== What is needed ==
Copy out the data below as written; omit any images.

== Supplied information ==

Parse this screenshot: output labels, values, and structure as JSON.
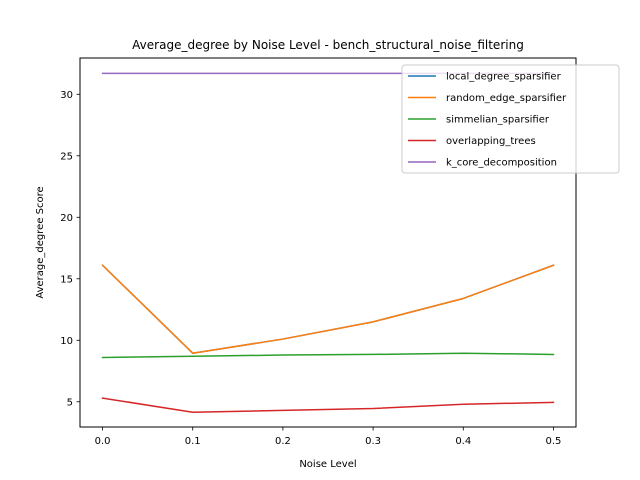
{
  "chart_data": {
    "type": "line",
    "title": "Average_degree by Noise Level - bench_structural_noise_filtering",
    "xlabel": "Noise Level",
    "ylabel": "Average_degree Score",
    "x": [
      0.0,
      0.1,
      0.2,
      0.3,
      0.4,
      0.5
    ],
    "x_tick_labels": [
      "0.0",
      "0.1",
      "0.2",
      "0.3",
      "0.4",
      "0.5"
    ],
    "y_ticks": [
      5,
      10,
      15,
      20,
      25,
      30
    ],
    "xlim": [
      -0.025,
      0.525
    ],
    "ylim": [
      2.95,
      32.95
    ],
    "grid": false,
    "legend_position": "top-right",
    "series": [
      {
        "name": "local_degree_sparsifier",
        "color": "#1f77b4",
        "values": [
          16.1,
          8.95,
          10.1,
          11.5,
          13.4,
          16.1
        ]
      },
      {
        "name": "random_edge_sparsifier",
        "color": "#ff7f0e",
        "values": [
          16.1,
          8.95,
          10.1,
          11.5,
          13.4,
          16.1
        ]
      },
      {
        "name": "simmelian_sparsifier",
        "color": "#2ca02c",
        "values": [
          8.6,
          8.7,
          8.8,
          8.85,
          8.95,
          8.85
        ]
      },
      {
        "name": "overlapping_trees",
        "color": "#d62728",
        "values": [
          5.3,
          4.15,
          4.3,
          4.45,
          4.8,
          4.95
        ]
      },
      {
        "name": "k_core_decomposition",
        "color": "#9467bd",
        "values": [
          31.7,
          31.7,
          31.7,
          31.7,
          31.7,
          31.7
        ]
      }
    ]
  }
}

== Exercise answer ==
Parse this screenshot: output labels, values, and structure as JSON.
{
  "chart_data": {
    "type": "line",
    "title": "Average_degree by Noise Level - bench_structural_noise_filtering",
    "xlabel": "Noise Level",
    "ylabel": "Average_degree Score",
    "x": [
      0.0,
      0.1,
      0.2,
      0.3,
      0.4,
      0.5
    ],
    "x_tick_labels": [
      "0.0",
      "0.1",
      "0.2",
      "0.3",
      "0.4",
      "0.5"
    ],
    "y_ticks": [
      5,
      10,
      15,
      20,
      25,
      30
    ],
    "xlim": [
      -0.025,
      0.525
    ],
    "ylim": [
      2.95,
      32.95
    ],
    "grid": false,
    "legend_position": "top-right",
    "series": [
      {
        "name": "local_degree_sparsifier",
        "color": "#1f77b4",
        "values": [
          16.1,
          8.95,
          10.1,
          11.5,
          13.4,
          16.1
        ]
      },
      {
        "name": "random_edge_sparsifier",
        "color": "#ff7f0e",
        "values": [
          16.1,
          8.95,
          10.1,
          11.5,
          13.4,
          16.1
        ]
      },
      {
        "name": "simmelian_sparsifier",
        "color": "#2ca02c",
        "values": [
          8.6,
          8.7,
          8.8,
          8.85,
          8.95,
          8.85
        ]
      },
      {
        "name": "overlapping_trees",
        "color": "#d62728",
        "values": [
          5.3,
          4.15,
          4.3,
          4.45,
          4.8,
          4.95
        ]
      },
      {
        "name": "k_core_decomposition",
        "color": "#9467bd",
        "values": [
          31.7,
          31.7,
          31.7,
          31.7,
          31.7,
          31.7
        ]
      }
    ]
  }
}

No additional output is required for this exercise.